• _EXCERPT TO READ_
Saying Race Is No Barrier, Obama Still Courts Blacks


By JEFF ZELENY
January 2, 2008

WATERLOO, Iowa — At a recent focus group of black voters in South Carolina, strategists for Senator Barack Obama presented a videotape of a speech he delivered at the Jefferson Jackson Dinner in Iowa, featuring images of an overwhelmingly white audience applauding earnestly.

It was designed to convey a particular message: that Mr. Obama was drawing enthusiastic support from white voters in Iowa and, more implicitly, that race was not a defining obstacle here in the first contest of the presidential nominating campaign.

Yet even as Mr. Obama maintains that his candidacy transcends racial divisions in American politics, his campaign has vigorously courted Iowa’s relatively small number of black voters. Outreach to pastors, civic leaders and student athletes are pieces of a rarely discussed element of the campaign here to seize upon excitement at the prospect of electing the first black president, which would resonate with black voters beyond Iowa.

The historic moment is not lost on Wyome Powell, 64, who moved here more than four decades ago from Mississippi in a civil-rights-era migration of blacks to Waterloo. Ms. Powell said that she had talked about the possibilities of Mr. Obama’s candidacy with her family back in Oxford, Miss., but that they remained skeptical of his viability.

“I do believe he can win in the state of Iowa because I see a lot of white people following his campaign, and it will carry him over to South Carolina and all Southern states,” Ms. Powell said in an interview before Sunday services at Union Missionary Baptist Church. “They need to know he can win at this day and time and age.”

Since arriving in Iowa nearly a year ago on his first campaign trip, Mr. Obama has carefully worked to navigate the politics of race. While he has made only a handful of appearances in black churches across the state, his campaign has mounted the most extensive effort in the history of presidential caucuses here to find supporters among Iowa’s 60,000 black residents.

The state is about 95 percent white, so the majority of his supporters are white as well. But in a tight contest among Mr. Obama, Senator Hillary Rodham Clinton of New York and John Edwards of North Carolina, campaigns are working to bring new voters to the caucuses, and blacks are an important target of the Obama campaign.

While only 50 of 1,781 precincts in Iowa are predominantly black, strategists say, the population of African-Americans is diffuse enough to potentially add voters in precincts across the state. Voting registration records in Iowa do not track race, so the Obama campaign built its own database of black voters in the last 10 months.

In recent weeks, the Clinton campaign has strongly courted black ministers and civic leaders in Des Moines, Waterloo and other cities.

The Rev. Frantz Whitfield, interim pastor at Mount Carmel Baptist Church in Waterloo, signed on with the Obama campaign in May after meeting the senator. But in the week before Christmas, Mr. Whitfield suddenly received a visit from former President Bill Clinton and the former basketball star Magic Johnson when they were passing through Waterloo.

“In the past month or so, the Clinton campaign has really been pushing hard to key people in the community, trying to persuade us pastors,” Mr. Whitfield said in an interview before his sermon on Sunday. “They have a good approach and everything, but we know who we want to support. We’re committed to Senator Obama.”

• _OBJECTIVE A_
Write out the records verbatim, from their first line up to and including the line with "chat-icon[interactable] bbox=[1632, 22, 1653, 41]".
The records below are unrelated to the article about Obama's outreach to black voters.

• _ENTRIES PROVIDED_
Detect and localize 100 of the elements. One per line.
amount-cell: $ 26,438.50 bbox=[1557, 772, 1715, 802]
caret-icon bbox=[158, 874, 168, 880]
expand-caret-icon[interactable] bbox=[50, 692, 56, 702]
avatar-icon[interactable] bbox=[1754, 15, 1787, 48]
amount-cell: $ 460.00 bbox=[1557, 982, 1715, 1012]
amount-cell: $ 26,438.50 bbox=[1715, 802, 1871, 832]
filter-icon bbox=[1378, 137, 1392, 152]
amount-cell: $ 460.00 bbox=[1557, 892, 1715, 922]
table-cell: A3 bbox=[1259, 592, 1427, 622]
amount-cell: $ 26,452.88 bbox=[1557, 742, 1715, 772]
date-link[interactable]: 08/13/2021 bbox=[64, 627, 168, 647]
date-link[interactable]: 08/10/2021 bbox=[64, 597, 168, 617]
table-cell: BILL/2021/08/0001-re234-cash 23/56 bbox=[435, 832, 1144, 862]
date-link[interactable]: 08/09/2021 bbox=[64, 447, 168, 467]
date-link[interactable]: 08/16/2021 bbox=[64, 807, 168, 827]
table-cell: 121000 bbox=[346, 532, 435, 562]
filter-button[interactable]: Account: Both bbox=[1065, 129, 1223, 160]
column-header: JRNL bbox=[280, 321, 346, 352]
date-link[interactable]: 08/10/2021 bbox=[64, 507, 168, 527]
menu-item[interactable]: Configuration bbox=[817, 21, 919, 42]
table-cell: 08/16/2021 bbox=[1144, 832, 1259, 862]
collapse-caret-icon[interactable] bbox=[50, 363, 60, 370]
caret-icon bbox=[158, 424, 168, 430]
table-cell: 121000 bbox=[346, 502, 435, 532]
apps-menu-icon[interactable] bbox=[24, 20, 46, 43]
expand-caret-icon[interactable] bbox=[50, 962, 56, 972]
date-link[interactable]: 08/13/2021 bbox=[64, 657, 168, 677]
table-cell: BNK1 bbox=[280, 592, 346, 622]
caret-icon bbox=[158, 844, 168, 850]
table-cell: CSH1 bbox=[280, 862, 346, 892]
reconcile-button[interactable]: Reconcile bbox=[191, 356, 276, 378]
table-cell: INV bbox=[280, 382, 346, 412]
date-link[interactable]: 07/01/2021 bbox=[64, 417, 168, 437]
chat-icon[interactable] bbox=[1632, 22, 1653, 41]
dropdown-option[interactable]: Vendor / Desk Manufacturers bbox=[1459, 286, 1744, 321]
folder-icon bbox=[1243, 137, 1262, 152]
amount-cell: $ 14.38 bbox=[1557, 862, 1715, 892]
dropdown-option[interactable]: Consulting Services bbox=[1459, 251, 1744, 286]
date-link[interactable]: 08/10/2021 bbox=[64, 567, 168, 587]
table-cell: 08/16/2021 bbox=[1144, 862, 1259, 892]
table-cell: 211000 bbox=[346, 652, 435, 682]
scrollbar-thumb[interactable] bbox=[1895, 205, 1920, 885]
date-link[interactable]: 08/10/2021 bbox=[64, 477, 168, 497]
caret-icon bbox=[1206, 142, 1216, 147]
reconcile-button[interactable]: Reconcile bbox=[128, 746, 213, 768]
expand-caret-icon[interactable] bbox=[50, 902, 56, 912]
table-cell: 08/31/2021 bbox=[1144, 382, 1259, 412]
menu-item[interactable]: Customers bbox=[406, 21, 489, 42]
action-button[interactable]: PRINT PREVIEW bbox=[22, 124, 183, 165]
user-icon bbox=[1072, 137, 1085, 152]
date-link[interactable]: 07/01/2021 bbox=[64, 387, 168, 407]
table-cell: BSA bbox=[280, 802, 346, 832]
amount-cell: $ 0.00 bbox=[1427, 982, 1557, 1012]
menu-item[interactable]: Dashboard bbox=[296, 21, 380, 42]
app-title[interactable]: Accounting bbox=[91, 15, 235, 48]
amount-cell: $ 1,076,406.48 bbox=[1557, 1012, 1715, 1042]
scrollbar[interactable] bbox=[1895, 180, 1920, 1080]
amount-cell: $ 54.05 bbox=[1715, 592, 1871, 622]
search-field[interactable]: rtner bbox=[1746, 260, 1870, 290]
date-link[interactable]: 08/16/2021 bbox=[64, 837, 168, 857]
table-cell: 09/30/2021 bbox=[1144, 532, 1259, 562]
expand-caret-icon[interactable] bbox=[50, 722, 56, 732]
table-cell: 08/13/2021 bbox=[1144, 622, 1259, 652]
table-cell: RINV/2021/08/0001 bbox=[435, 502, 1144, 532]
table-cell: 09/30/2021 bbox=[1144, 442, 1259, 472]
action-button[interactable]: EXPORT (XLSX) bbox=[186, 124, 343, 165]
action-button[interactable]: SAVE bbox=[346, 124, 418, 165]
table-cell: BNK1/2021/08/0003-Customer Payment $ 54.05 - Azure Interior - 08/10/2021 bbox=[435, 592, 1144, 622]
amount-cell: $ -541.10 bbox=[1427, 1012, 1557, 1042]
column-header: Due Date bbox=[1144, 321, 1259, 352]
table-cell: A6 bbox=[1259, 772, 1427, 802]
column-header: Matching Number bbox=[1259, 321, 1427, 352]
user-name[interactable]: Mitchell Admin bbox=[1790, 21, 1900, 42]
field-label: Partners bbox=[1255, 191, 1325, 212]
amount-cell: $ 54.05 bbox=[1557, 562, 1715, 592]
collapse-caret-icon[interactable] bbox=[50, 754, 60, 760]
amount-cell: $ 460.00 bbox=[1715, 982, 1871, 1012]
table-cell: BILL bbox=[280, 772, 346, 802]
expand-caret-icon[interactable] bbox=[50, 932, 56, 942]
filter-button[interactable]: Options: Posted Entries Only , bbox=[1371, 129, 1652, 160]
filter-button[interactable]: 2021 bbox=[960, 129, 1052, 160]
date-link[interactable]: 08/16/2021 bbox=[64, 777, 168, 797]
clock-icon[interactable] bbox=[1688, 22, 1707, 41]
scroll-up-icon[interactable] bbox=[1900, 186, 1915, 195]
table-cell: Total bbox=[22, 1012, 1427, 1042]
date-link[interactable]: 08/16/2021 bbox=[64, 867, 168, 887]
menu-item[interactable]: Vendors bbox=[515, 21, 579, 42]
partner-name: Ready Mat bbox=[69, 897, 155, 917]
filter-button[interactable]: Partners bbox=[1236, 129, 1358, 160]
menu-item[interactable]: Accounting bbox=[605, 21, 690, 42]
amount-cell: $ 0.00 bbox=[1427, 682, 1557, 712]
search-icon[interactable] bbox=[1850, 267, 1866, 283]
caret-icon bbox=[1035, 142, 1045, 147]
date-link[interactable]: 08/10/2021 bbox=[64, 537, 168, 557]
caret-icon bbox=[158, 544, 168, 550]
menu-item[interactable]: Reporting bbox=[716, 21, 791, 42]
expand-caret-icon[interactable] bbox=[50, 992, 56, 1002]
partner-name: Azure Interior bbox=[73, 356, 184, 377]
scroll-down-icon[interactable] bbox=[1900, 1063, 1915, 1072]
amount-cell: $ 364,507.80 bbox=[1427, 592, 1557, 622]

• _OBJECTIVE B_
Using the article about Obama's outreach to black voters, mark each statement yes or no and quote the words of the article that decide it: (i) Voter registration records in Iowa track race. (ii) The Rev. Frantz Whitfield signed on with the Obama campaign in May. (iii) Wyome Powell moved to Waterloo from Alabama.

• _WRITTEN RESPONSE A_
Detect and localize 100 of the elements. One per line.
amount-cell: $ 26,438.50 bbox=[1557, 772, 1715, 802]
caret-icon bbox=[158, 874, 168, 880]
expand-caret-icon[interactable] bbox=[50, 692, 56, 702]
avatar-icon[interactable] bbox=[1754, 15, 1787, 48]
amount-cell: $ 460.00 bbox=[1557, 982, 1715, 1012]
amount-cell: $ 26,438.50 bbox=[1715, 802, 1871, 832]
filter-icon bbox=[1378, 137, 1392, 152]
amount-cell: $ 460.00 bbox=[1557, 892, 1715, 922]
table-cell: A3 bbox=[1259, 592, 1427, 622]
amount-cell: $ 26,452.88 bbox=[1557, 742, 1715, 772]
date-link[interactable]: 08/13/2021 bbox=[64, 627, 168, 647]
date-link[interactable]: 08/10/2021 bbox=[64, 597, 168, 617]
table-cell: BILL/2021/08/0001-re234-cash 23/56 bbox=[435, 832, 1144, 862]
date-link[interactable]: 08/09/2021 bbox=[64, 447, 168, 467]
date-link[interactable]: 08/16/2021 bbox=[64, 807, 168, 827]
table-cell: 121000 bbox=[346, 532, 435, 562]
filter-button[interactable]: Account: Both bbox=[1065, 129, 1223, 160]
column-header: JRNL bbox=[280, 321, 346, 352]
date-link[interactable]: 08/10/2021 bbox=[64, 507, 168, 527]
menu-item[interactable]: Configuration bbox=[817, 21, 919, 42]
table-cell: 08/16/2021 bbox=[1144, 832, 1259, 862]
collapse-caret-icon[interactable] bbox=[50, 363, 60, 370]
caret-icon bbox=[158, 424, 168, 430]
table-cell: 121000 bbox=[346, 502, 435, 532]
apps-menu-icon[interactable] bbox=[24, 20, 46, 43]
expand-caret-icon[interactable] bbox=[50, 962, 56, 972]
date-link[interactable]: 08/13/2021 bbox=[64, 657, 168, 677]
table-cell: BNK1 bbox=[280, 592, 346, 622]
caret-icon bbox=[158, 844, 168, 850]
table-cell: CSH1 bbox=[280, 862, 346, 892]
reconcile-button[interactable]: Reconcile bbox=[191, 356, 276, 378]
table-cell: INV bbox=[280, 382, 346, 412]
date-link[interactable]: 07/01/2021 bbox=[64, 417, 168, 437]
chat-icon[interactable] bbox=[1632, 22, 1653, 41]

• _WRITTEN RESPONSE B_
(i) No: "Voting registration records in Iowa do not track race"
(ii) Yes: "signed on with the Obama campaign in May after meeting the senator"
(iii) No: "moved here more than four decades ago from Mississippi"